** begin Data supplied **

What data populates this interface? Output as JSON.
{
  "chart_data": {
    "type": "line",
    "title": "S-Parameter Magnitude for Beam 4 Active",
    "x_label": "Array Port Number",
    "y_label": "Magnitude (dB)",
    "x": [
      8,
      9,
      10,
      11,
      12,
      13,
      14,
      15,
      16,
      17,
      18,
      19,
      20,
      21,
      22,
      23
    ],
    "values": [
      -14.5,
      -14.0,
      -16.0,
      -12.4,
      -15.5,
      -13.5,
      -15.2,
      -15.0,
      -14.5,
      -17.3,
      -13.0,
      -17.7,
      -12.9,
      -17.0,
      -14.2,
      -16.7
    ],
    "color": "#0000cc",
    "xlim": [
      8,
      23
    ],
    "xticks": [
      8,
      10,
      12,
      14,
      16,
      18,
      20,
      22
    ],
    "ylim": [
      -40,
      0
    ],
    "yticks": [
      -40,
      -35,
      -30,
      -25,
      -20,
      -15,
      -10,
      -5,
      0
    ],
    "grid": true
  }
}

** end Data supplied **

Write out every line from the entries where "Magnitude" appears.

◆ Result for this exercise:
    "title": "S-Parameter Magnitude for Beam 4 Active",
    "y_label": "Magnitude (dB)",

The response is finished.